AVAILABLE RECORDS>
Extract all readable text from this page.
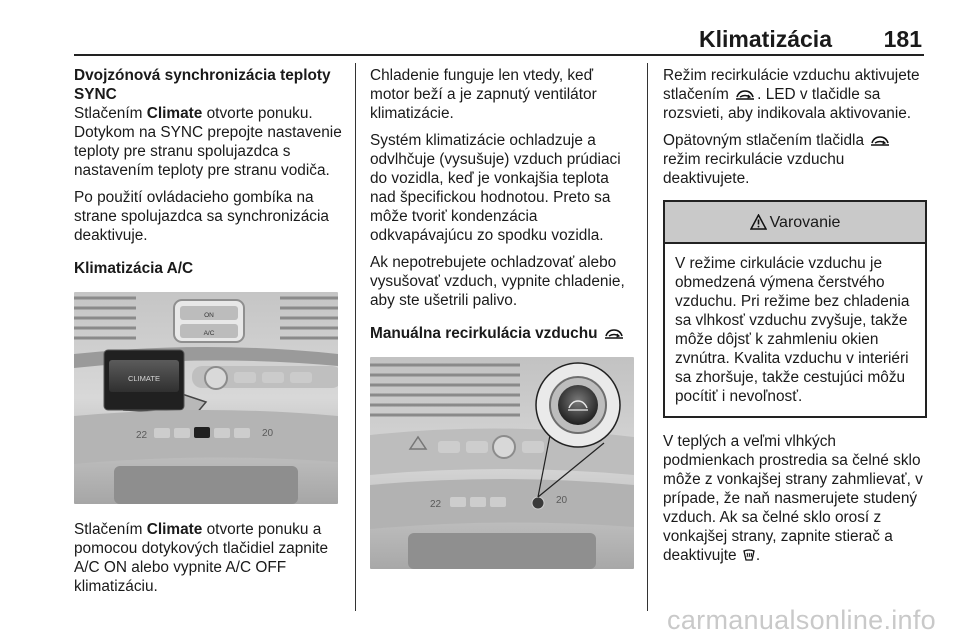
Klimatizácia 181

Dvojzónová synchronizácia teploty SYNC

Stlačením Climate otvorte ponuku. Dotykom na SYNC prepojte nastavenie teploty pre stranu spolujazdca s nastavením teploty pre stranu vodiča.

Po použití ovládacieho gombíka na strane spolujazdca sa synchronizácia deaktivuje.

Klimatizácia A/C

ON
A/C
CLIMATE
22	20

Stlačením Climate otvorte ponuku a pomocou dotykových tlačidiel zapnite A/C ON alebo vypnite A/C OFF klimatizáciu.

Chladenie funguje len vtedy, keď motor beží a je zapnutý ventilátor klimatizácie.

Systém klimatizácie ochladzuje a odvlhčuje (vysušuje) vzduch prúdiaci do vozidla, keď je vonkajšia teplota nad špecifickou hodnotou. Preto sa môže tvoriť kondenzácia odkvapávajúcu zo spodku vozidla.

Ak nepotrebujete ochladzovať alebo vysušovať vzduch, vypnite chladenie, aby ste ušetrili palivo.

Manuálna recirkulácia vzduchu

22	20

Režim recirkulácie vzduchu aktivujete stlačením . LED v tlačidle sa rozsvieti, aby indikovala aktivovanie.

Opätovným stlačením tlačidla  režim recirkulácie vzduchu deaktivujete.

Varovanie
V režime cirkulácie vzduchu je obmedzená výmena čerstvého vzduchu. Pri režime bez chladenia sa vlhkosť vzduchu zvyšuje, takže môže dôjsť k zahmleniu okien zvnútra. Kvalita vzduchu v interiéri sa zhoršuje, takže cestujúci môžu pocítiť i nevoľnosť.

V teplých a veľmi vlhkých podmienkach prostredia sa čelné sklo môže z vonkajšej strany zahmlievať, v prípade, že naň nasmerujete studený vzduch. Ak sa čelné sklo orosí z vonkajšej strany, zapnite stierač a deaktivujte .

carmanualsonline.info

EXERCISE REQUIREMENTS>
Reproduce all of the entries word for word, skipping any pictures they hold.

ANSWER TO THIS EXERCISE>
Extract all readable text from this page.
Klimatizácia 181

Dvojzónová synchronizácia teploty SYNC

Stlačením Climate otvorte ponuku. Dotykom na SYNC prepojte nastavenie teploty pre stranu spolujazdca s nastavením teploty pre stranu vodiča.

Po použití ovládacieho gombíka na strane spolujazdca sa synchronizácia deaktivuje.

Klimatizácia A/C

ON
A/C
CLIMATE
22	20

Stlačením Climate otvorte ponuku a pomocou dotykových tlačidiel zapnite A/C ON alebo vypnite A/C OFF klimatizáciu.

Chladenie funguje len vtedy, keď motor beží a je zapnutý ventilátor klimatizácie.

Systém klimatizácie ochladzuje a odvlhčuje (vysušuje) vzduch prúdiaci do vozidla, keď je vonkajšia teplota nad špecifickou hodnotou. Preto sa môže tvoriť kondenzácia odkvapávajúcu zo spodku vozidla.

Ak nepotrebujete ochladzovať alebo vysušovať vzduch, vypnite chladenie, aby ste ušetrili palivo.

Manuálna recirkulácia vzduchu

22	20

Režim recirkulácie vzduchu aktivujete stlačením . LED v tlačidle sa rozsvieti, aby indikovala aktivovanie.

Opätovným stlačením tlačidla  režim recirkulácie vzduchu deaktivujete.

Varovanie
V režime cirkulácie vzduchu je obmedzená výmena čerstvého vzduchu. Pri režime bez chladenia sa vlhkosť vzduchu zvyšuje, takže môže dôjsť k zahmleniu okien zvnútra. Kvalita vzduchu v interiéri sa zhoršuje, takže cestujúci môžu pocítiť i nevoľnosť.

V teplých a veľmi vlhkých podmienkach prostredia sa čelné sklo môže z vonkajšej strany zahmlievať, v prípade, že naň nasmerujete studený vzduch. Ak sa čelné sklo orosí z vonkajšej strany, zapnite stierač a deaktivujte .

carmanualsonline.info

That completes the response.